#### [Problem set]
(A) In the interview with fashion designer Amélie Pichard, how old was the last women's shoemaker of Paris when Pichard met her?
(B) Restate the paragraph of the Amélie Pichard interview that begins "First, I've always wanted to work with women" as a short bulleted list that keeps its main facts.
(C) Transcribe the stretch of the Amélie Pichard interview from "What led to" through "a shoe designer." word for word.

Fashion Designer, Amélie Pichard
For Amelie, the inspiration for her designs cannot be pinpointed or described into words. It is only the "Pichard girls," the term she uses for the women who wear her designs, that creates the world and personality behind the collections. This symbiotic relationship between Pichard and the customer has led to a popularity beyond Paris. It has even led to the opening of her first shop there. As a designer who has often played with the definition of femininity in her shoes and accessories, the interiors of her shop reflect her message that all women are welcome. Recommended and worn often by Paris passerby, Clemence Sigu, and NYC passerby, Syvan Mandel, the "Pichard girl" spans across the globe. In our conversation, Amelie Pichard shares her vision for the future of her brand, including her favorite and reliable spots around Paris.
What led to your career as a designer? Is it something that you have always wanted to pursue?
First, I’ve always wanted to work with women. I have been drawing a lot of women since I was 5 years old. At school, my teachers told my mum, “She will be a fashion designer.” They gave me the idea, so I became a fashion designer in ready-to-wear. One day, I met the last women’s shoemaker of Paris who was 76 years old, and I fell in love with her handwork! I decided right away to specialize in shoemaking first, then in becoming a shoe designer.
As a shoe designer, is there a particular shoe from when you were a child or teenager that captured your imagination and inspired you to one day get into fashion?

#### [Data lines]
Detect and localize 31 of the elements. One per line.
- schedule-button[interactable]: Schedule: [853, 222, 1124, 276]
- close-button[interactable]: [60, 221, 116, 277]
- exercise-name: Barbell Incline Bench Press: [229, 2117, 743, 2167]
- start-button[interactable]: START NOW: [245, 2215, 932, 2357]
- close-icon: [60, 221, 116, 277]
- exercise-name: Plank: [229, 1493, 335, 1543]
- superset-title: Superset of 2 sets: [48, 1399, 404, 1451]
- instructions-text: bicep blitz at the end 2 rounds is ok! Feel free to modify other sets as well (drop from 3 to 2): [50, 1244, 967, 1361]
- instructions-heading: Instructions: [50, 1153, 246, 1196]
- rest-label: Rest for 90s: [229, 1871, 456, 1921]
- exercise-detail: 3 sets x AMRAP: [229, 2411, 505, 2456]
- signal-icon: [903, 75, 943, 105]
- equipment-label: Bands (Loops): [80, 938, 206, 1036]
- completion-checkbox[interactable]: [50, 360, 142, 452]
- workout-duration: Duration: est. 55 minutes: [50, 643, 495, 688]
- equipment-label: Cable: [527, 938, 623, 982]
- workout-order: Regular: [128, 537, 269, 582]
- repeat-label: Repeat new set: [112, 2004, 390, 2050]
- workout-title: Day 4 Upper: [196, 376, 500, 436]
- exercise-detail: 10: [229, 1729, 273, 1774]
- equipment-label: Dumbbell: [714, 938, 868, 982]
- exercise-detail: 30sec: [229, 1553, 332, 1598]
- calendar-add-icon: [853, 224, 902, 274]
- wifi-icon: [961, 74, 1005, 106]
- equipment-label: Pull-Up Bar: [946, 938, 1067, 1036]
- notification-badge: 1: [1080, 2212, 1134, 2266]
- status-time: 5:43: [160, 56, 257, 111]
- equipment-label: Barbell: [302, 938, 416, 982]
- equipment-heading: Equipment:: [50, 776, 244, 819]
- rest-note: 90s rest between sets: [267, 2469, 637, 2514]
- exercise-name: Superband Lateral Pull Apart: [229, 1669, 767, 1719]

#### [Solution set]
(A) She was 76 years old.

(B)
- She has always wanted to work with women and has drawn women since age 5.
- Her teachers told her mother she would become a fashion designer, which gave her the idea.
- She first became a ready-to-wear fashion designer.
- She met the last women's shoemaker of Paris, who was 76, and fell in love with her handwork.
- She then decided to specialize in shoemaking and later to become a shoe designer.

(C)
What led to your career as a designer? Is it something that you have always wanted to pursue?
First, I’ve always wanted to work with women. I have been drawing a lot of women since I was 5 years old. At school, my teachers told my mum, “She will be a fashion designer.” They gave me the idea, so I became a fashion designer in ready-to-wear. One day, I met the last women’s shoemaker of Paris who was 76 years old, and I fell in love with her handwork! I decided right away to specialize in shoemaking first, then in becoming a shoe designer.